- **Problem description**: Transcribe each line of the material as it is, and drop any picture.

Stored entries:
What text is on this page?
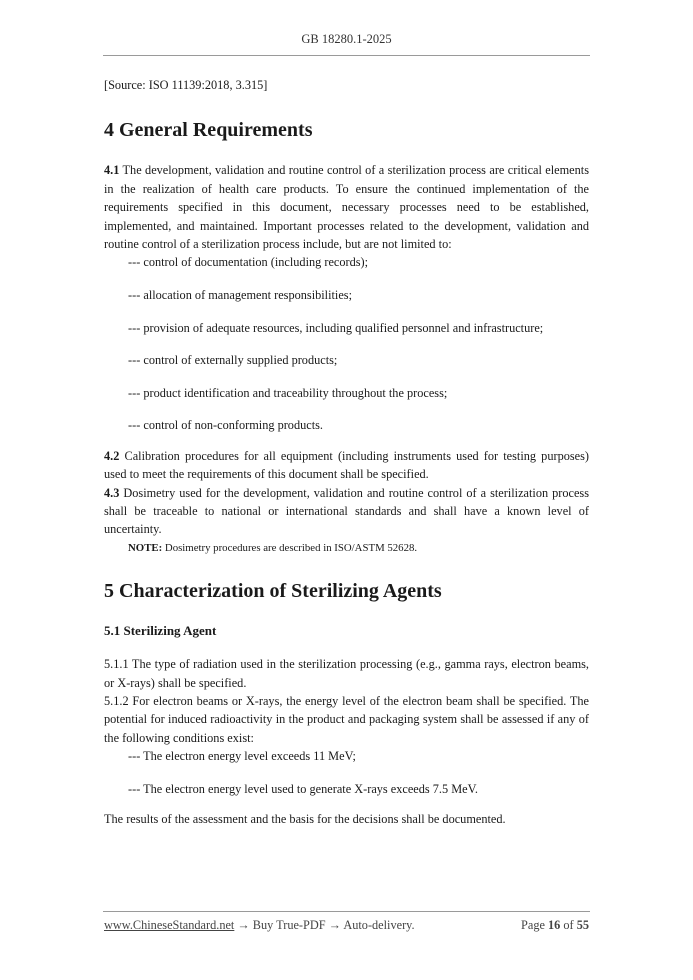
GB 18280.1-2025

[Source: ISO 11139:2018, 3.315]

4 General Requirements

4.1 The development, validation and routine control of a sterilization process are critical elements in the realization of health care products. To ensure the continued implementation of the requirements specified in this document, necessary processes need to be established, implemented, and maintained. Important processes related to the development, validation and routine control of a sterilization process include, but are not limited to:

--- control of documentation (including records);
--- allocation of management responsibilities;
--- provision of adequate resources, including qualified personnel and infrastructure;
--- control of externally supplied products;
--- product identification and traceability throughout the process;
--- control of non-conforming products.

4.2 Calibration procedures for all equipment (including instruments used for testing purposes) used to meet the requirements of this document shall be specified.

4.3 Dosimetry used for the development, validation and routine control of a sterilization process shall be traceable to national or international standards and shall have a known level of uncertainty.

NOTE: Dosimetry procedures are described in ISO/ASTM 52628.

5 Characterization of Sterilizing Agents
5.1 Sterilizing Agent

5.1.1 The type of radiation used in the sterilization processing (e.g., gamma rays, electron beams, or X-rays) shall be specified.

5.1.2 For electron beams or X-rays, the energy level of the electron beam shall be specified. The potential for induced radioactivity in the product and packaging system shall be assessed if any of the following conditions exist:

--- The electron energy level exceeds 11 MeV;
--- The electron energy level used to generate X-rays exceeds 7.5 MeV.

The results of the assessment and the basis for the decisions shall be documented.

www.ChineseStandard.net → Buy True-PDF → Auto-delivery.	Page 16 of 55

- **Completed task**:
What text is on this page?
GB 18280.1-2025

[Source: ISO 11139:2018, 3.315]

4 General Requirements

4.1 The development, validation and routine control of a sterilization process are critical elements in the realization of health care products. To ensure the continued implementation of the requirements specified in this document, necessary processes need to be established, implemented, and maintained. Important processes related to the development, validation and routine control of a sterilization process include, but are not limited to:

--- control of documentation (including records);
--- allocation of management responsibilities;
--- provision of adequate resources, including qualified personnel and infrastructure;
--- control of externally supplied products;
--- product identification and traceability throughout the process;
--- control of non-conforming products.

4.2 Calibration procedures for all equipment (including instruments used for testing purposes) used to meet the requirements of this document shall be specified.

4.3 Dosimetry used for the development, validation and routine control of a sterilization process shall be traceable to national or international standards and shall have a known level of uncertainty.

NOTE: Dosimetry procedures are described in ISO/ASTM 52628.

5 Characterization of Sterilizing Agents
5.1 Sterilizing Agent

5.1.1 The type of radiation used in the sterilization processing (e.g., gamma rays, electron beams, or X-rays) shall be specified.

5.1.2 For electron beams or X-rays, the energy level of the electron beam shall be specified. The potential for induced radioactivity in the product and packaging system shall be assessed if any of the following conditions exist:

--- The electron energy level exceeds 11 MeV;
--- The electron energy level used to generate X-rays exceeds 7.5 MeV.

The results of the assessment and the basis for the decisions shall be documented.

www.ChineseStandard.net → Buy True-PDF → Auto-delivery.	Page 16 of 55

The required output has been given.